SELECTED EXTRACT:
Sources: chicken breast, lean ground beef or turkey, eggs, Greek yogurt, cottage cheese, whey protein, fish. Spread your intake across 3-4 meals with at least 30 grams per meal. Protein timing matters less than total daily intake, but having protein within a few hours of training supports recovery. If you struggle to hit your target from whole foods, a protein shake fills the gap. Whey is the gold standard for absorption. Casein before bed for slow-release. Plant-based options work but require higher volume to match the amino acid profile.

Body Composition: The Calorie Framework

Your body composition is determined by calories in versus calories out, modified by macronutrient ratios and training stimulus. To get lean (and reveal the face card hiding under face fat), you need a sustained caloric deficit. To build muscle, you need a slight surplus. You cannot optimally do both at the same time unless you are a beginner or returning after a long break.

Cutting: eat 300-500 calories below your maintenance level. Maintenance is roughly bodyweight in pounds multiplied by 14-16, depending on activity level. Track for two weeks, weigh yourself daily, and average the weekly number. If you are losing 0.5-1 pound per week, the deficit is working. Faster than that and you are likely losing muscle. Slower and you need to tighten the deficit.

Bulking: eat 200-300 calories above maintenance. More than that and you gain unnecessary fat that you will have to cut later. The "dreamer bulk" where guys eat everything in sight and gain 30 pounds is NPC behavior. Lean bulking means gaining 2-3 pounds per month, mostly muscle, with minimal fat accumulation.

Skin-Friendly Nutrition

What you eat directly affects your skin quality. High-glycemic foods (white bread, sugary drinks, processed snacks) spike insulin, which increases sebum production and inflammation, which causes breakouts. Dairy has a documented association with acne in some individuals, particularly skim milk. If you are running a clean SkinMaxx protocol but still breaking out, examine your diet before blaming your products.

YOUR GOAL:
Reproduce the entire nutrition passage above word for word, keeping its headings and paragraph breaks.

DATA SHOWN:
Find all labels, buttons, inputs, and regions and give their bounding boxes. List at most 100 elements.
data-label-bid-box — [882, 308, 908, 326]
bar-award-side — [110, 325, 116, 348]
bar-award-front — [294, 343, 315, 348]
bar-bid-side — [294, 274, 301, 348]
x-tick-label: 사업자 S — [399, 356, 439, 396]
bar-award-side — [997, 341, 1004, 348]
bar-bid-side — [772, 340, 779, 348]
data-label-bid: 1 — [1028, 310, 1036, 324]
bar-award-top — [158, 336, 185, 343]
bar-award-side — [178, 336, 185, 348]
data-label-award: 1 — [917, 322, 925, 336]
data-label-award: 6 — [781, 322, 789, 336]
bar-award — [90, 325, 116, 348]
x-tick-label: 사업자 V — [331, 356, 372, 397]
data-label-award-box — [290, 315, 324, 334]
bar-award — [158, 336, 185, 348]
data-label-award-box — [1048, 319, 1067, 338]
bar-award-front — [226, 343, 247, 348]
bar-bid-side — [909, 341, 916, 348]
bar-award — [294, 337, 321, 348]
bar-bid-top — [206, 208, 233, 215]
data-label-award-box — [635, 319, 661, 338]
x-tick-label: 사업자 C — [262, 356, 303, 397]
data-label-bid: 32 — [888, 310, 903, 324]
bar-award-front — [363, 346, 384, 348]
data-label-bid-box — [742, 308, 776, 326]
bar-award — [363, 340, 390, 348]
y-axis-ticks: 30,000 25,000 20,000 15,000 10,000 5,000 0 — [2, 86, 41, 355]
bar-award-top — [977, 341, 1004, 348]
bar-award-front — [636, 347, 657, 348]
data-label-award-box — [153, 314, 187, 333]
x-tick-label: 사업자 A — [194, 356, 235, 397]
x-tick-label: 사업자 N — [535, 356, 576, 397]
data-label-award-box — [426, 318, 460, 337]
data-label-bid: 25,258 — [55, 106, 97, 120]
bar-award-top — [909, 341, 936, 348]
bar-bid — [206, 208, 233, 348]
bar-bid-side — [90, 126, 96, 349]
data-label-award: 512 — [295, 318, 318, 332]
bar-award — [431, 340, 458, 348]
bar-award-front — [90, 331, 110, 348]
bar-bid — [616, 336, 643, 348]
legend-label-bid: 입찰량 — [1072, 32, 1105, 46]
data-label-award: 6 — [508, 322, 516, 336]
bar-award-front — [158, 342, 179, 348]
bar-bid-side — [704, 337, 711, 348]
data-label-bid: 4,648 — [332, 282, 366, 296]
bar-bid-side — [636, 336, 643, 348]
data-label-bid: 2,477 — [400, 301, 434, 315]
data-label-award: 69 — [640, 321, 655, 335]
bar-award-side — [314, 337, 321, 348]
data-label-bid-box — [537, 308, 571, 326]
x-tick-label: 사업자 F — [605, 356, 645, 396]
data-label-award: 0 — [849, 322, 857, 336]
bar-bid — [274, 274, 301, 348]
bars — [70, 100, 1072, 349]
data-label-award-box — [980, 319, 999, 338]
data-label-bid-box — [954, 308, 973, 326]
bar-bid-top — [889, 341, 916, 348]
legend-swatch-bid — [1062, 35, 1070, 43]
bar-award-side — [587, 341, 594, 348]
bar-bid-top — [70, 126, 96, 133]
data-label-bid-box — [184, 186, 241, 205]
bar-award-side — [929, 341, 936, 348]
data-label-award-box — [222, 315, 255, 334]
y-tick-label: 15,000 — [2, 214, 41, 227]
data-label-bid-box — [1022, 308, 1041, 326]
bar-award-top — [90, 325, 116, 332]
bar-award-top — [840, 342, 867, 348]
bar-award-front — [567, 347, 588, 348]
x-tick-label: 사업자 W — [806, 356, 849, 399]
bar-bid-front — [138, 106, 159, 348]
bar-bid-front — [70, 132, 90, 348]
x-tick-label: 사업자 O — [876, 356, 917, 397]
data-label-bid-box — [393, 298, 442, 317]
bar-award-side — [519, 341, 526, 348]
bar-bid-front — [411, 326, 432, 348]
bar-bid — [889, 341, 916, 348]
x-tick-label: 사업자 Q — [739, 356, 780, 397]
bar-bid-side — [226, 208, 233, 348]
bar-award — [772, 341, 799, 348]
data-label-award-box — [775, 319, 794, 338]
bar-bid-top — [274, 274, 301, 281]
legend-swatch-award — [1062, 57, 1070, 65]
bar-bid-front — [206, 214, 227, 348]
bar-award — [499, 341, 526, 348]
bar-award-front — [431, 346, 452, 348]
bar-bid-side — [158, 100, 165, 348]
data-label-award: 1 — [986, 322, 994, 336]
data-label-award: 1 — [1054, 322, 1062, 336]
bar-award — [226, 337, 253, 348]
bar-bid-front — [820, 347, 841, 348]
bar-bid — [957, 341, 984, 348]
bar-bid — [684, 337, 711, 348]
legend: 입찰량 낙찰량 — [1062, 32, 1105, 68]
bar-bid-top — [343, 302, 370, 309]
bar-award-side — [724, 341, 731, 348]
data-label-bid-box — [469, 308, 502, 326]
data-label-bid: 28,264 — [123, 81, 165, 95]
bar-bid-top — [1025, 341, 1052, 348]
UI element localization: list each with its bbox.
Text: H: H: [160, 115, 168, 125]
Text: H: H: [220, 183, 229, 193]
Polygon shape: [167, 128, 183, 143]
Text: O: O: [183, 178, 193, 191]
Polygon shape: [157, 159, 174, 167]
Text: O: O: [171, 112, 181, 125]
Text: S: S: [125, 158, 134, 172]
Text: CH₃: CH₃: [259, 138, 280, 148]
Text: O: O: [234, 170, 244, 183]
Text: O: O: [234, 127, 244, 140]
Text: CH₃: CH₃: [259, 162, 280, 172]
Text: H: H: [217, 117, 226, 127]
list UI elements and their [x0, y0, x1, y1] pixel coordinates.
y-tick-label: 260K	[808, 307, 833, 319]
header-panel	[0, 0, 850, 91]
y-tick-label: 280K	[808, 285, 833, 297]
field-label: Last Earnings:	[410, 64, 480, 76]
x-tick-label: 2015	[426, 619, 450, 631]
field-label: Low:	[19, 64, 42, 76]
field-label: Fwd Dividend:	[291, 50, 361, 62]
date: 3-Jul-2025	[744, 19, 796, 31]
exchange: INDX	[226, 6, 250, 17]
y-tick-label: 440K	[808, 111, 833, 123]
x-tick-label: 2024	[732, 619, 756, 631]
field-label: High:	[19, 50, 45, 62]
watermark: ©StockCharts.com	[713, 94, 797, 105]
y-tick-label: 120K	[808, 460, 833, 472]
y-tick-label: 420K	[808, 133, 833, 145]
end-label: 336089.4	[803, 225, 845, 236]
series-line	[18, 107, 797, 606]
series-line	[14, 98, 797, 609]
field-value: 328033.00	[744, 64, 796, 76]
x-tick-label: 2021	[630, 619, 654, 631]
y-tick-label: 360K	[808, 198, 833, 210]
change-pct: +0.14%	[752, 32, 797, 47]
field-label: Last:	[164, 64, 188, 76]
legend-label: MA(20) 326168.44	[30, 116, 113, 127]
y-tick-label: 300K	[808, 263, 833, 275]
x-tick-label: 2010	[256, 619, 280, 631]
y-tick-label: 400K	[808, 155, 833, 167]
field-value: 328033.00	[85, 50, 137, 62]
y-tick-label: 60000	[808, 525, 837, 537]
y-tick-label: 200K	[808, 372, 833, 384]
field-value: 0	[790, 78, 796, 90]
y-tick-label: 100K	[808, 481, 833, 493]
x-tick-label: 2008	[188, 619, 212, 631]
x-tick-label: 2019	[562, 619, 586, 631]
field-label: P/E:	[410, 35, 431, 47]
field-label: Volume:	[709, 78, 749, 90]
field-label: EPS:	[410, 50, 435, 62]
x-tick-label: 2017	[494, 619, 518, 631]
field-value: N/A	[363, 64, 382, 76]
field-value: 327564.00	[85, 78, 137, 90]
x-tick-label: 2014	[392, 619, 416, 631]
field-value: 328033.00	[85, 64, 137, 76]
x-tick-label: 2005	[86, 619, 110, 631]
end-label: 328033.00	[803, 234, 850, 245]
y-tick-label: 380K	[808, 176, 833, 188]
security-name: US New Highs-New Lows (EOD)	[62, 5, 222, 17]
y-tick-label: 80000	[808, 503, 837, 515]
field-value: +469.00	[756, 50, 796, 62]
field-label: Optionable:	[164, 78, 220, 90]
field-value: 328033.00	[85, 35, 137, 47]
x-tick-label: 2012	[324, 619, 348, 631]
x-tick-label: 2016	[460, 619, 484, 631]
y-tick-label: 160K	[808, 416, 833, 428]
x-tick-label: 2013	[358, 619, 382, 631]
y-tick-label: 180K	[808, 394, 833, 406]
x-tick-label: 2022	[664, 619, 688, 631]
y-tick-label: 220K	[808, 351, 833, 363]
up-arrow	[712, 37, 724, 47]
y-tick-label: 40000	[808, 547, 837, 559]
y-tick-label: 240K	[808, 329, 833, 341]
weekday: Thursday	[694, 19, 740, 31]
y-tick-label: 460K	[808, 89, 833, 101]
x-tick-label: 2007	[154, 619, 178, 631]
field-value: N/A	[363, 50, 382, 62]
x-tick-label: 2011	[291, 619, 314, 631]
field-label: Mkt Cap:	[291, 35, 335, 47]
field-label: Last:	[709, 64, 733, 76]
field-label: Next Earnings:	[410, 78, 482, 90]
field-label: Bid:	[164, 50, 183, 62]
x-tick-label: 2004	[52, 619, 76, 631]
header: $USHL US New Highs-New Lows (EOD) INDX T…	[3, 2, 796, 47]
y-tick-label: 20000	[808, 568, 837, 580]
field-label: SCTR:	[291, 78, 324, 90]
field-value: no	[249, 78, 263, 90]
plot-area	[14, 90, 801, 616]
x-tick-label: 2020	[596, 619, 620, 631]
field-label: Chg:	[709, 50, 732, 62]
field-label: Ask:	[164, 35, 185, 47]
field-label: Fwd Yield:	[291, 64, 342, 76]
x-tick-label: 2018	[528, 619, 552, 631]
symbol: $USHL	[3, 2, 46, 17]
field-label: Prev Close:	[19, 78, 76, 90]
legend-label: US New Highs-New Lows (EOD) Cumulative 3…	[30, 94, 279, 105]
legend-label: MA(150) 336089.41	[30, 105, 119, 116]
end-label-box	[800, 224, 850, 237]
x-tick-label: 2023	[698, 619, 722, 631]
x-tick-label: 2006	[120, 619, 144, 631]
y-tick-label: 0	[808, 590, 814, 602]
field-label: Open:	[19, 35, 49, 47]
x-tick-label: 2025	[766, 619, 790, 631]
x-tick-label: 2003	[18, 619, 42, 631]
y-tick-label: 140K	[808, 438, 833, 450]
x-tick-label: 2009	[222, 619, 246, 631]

ANSWER AREA:
Sources: chicken breast, lean ground beef or turkey, eggs, Greek yogurt, cottage cheese, whey protein, fish. Spread your intake across 3-4 meals with at least 30 grams per meal. Protein timing matters less than total daily intake, but having protein within a few hours of training supports recovery. If you struggle to hit your target from whole foods, a protein shake fills the gap. Whey is the gold standard for absorption. Casein before bed for slow-release. Plant-based options work but require higher volume to match the amino acid profile.

Body Composition: The Calorie Framework

Your body composition is determined by calories in versus calories out, modified by macronutrient ratios and training stimulus. To get lean (and reveal the face card hiding under face fat), you need a sustained caloric deficit. To build muscle, you need a slight surplus. You cannot optimally do both at the same time unless you are a beginner or returning after a long break.

Cutting: eat 300-500 calories below your maintenance level. Maintenance is roughly bodyweight in pounds multiplied by 14-16, depending on activity level. Track for two weeks, weigh yourself daily, and average the weekly number. If you are losing 0.5-1 pound per week, the deficit is working. Faster than that and you are likely losing muscle. Slower and you need to tighten the deficit.

Bulking: eat 200-300 calories above maintenance. More than that and you gain unnecessary fat that you will have to cut later. The "dreamer bulk" where guys eat everything in sight and gain 30 pounds is NPC behavior. Lean bulking means gaining 2-3 pounds per month, mostly muscle, with minimal fat accumulation.

Skin-Friendly Nutrition

What you eat directly affects your skin quality. High-glycemic foods (white bread, sugary drinks, processed snacks) spike insulin, which increases sebum production and inflammation, which causes breakouts. Dairy has a documented association with acne in some individuals, particularly skim milk. If you are running a clean SkinMaxx protocol but still breaking out, examine your diet before blaming your products.